◆ **WHAT THIS TASK INVOLVES**
Search the records for the word "AAVSO" and report each line that has it.

[Dataset records]
===============
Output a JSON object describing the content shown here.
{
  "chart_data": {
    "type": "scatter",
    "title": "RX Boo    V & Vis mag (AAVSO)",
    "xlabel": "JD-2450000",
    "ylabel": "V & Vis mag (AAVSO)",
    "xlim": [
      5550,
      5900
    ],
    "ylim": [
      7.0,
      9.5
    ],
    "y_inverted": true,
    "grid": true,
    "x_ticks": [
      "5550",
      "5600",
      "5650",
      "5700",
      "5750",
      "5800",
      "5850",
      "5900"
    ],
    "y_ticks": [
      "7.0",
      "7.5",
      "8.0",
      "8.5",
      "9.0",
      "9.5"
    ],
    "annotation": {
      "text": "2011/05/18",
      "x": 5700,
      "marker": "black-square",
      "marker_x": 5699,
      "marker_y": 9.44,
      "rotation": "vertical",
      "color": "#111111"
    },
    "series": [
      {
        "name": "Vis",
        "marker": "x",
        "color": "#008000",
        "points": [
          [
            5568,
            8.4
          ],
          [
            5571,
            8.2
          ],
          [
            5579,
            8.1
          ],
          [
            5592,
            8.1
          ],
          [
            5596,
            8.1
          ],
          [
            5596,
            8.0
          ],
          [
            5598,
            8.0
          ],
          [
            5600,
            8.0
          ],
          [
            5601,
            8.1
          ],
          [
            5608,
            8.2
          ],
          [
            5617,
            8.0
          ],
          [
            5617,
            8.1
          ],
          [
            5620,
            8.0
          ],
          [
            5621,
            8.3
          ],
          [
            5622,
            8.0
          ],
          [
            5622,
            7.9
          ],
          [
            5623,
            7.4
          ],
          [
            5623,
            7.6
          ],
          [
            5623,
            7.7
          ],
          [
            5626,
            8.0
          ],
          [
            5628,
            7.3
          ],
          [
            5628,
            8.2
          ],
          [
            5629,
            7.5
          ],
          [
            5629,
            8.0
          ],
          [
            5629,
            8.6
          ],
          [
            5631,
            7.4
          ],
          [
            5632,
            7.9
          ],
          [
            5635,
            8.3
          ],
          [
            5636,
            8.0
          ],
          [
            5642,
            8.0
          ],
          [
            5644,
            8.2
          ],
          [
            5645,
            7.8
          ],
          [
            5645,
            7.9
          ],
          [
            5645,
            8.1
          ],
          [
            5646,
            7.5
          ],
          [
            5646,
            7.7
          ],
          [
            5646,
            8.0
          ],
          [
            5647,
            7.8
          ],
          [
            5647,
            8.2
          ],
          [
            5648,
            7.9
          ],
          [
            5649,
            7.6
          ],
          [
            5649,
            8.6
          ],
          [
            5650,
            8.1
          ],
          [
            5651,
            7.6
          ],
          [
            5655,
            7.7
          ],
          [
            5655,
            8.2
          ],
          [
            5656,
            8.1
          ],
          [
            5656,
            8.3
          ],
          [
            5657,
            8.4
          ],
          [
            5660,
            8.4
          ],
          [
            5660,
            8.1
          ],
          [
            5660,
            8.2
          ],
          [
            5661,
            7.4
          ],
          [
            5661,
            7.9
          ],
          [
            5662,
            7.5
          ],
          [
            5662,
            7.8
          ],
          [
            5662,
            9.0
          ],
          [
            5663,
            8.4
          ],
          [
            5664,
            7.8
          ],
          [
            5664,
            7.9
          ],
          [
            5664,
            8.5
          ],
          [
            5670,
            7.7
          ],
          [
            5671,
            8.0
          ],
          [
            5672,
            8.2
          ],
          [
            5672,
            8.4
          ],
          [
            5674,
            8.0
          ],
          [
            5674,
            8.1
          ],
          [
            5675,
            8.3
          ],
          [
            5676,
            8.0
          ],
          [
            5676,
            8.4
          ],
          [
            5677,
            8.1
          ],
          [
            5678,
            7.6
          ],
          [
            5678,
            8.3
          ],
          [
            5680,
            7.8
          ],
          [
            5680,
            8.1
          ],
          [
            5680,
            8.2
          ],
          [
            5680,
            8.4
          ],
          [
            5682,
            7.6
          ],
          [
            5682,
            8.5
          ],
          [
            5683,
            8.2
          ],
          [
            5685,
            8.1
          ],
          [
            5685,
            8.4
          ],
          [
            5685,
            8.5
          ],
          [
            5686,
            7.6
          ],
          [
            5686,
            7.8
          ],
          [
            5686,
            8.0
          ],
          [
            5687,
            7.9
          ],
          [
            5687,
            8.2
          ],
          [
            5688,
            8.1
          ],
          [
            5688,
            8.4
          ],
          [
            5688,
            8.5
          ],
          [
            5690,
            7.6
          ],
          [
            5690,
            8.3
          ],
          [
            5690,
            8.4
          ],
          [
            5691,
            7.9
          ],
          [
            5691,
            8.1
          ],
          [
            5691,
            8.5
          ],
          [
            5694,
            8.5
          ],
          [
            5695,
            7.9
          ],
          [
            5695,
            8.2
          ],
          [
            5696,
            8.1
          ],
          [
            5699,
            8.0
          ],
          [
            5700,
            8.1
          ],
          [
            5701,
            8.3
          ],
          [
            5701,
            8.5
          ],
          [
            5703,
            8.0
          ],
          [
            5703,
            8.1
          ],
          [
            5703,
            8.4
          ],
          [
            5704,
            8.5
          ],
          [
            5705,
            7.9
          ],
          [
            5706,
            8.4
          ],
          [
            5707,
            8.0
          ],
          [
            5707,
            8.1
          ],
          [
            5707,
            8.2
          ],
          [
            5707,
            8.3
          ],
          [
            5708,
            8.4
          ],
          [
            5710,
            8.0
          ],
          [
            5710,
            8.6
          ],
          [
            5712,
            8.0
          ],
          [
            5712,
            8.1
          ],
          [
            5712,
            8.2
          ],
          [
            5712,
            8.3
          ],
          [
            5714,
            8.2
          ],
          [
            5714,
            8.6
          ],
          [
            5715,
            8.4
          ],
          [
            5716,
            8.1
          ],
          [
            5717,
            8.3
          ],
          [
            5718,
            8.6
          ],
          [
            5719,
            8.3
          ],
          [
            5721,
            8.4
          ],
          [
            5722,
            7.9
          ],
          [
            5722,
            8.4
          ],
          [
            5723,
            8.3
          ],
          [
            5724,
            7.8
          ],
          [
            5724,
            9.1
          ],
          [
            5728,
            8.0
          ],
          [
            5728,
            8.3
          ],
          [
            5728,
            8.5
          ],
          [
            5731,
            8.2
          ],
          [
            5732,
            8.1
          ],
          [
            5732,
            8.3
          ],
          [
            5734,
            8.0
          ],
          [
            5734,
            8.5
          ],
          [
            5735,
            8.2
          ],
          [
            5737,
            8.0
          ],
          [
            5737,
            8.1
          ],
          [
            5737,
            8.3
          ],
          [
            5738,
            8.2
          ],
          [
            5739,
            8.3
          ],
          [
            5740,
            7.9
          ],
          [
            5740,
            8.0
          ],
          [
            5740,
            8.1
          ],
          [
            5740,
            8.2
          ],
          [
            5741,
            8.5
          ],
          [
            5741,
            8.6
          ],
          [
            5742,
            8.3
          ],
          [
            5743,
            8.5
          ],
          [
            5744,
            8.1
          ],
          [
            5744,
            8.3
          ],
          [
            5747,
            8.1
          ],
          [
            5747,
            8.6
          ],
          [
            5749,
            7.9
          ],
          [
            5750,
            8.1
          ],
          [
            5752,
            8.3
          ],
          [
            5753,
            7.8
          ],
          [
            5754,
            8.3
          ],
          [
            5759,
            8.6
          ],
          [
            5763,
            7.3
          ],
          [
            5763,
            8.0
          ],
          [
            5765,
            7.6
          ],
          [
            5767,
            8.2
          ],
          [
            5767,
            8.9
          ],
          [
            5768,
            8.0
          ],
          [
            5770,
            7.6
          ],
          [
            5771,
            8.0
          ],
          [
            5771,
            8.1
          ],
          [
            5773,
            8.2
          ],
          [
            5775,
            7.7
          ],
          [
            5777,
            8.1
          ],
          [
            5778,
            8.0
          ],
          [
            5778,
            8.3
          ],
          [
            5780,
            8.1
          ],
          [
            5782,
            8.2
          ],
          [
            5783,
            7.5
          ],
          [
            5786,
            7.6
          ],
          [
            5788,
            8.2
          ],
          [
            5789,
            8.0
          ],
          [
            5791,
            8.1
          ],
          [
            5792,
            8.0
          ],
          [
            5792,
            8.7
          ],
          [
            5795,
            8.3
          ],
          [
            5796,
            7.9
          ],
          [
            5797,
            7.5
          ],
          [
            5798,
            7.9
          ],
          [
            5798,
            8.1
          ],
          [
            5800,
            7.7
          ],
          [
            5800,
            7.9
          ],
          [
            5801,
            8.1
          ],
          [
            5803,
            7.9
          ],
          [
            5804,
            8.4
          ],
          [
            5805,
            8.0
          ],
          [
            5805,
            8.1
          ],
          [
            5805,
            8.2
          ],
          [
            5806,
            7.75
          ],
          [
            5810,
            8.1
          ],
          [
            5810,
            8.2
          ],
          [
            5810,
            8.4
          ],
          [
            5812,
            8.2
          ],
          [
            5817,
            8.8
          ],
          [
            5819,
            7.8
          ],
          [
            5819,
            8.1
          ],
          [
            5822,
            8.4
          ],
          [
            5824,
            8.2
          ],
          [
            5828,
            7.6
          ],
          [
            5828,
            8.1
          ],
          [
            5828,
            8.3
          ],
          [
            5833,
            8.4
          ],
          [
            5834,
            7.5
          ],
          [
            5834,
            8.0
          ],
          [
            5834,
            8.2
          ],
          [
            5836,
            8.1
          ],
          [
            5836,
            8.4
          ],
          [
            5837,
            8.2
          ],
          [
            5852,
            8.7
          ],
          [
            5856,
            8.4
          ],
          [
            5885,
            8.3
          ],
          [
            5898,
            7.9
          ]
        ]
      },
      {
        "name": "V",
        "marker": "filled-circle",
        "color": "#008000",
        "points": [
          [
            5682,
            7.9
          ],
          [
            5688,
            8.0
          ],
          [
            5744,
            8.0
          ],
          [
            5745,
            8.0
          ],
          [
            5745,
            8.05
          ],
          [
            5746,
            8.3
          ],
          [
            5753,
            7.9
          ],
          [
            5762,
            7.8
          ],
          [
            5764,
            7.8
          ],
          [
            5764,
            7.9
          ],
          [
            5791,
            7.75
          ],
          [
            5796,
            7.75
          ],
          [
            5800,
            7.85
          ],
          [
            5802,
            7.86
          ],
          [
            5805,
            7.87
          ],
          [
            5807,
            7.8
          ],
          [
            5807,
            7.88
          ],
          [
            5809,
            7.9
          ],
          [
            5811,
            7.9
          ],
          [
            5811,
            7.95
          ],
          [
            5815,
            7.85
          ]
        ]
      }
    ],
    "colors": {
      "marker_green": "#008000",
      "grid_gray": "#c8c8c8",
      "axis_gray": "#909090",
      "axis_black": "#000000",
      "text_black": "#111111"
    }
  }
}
===============
◆ **OUTPUT OF THE EXERCISE**
    "title": "RX Boo    V & Vis mag (AAVSO)",
    "ylabel": "V & Vis mag (AAVSO)",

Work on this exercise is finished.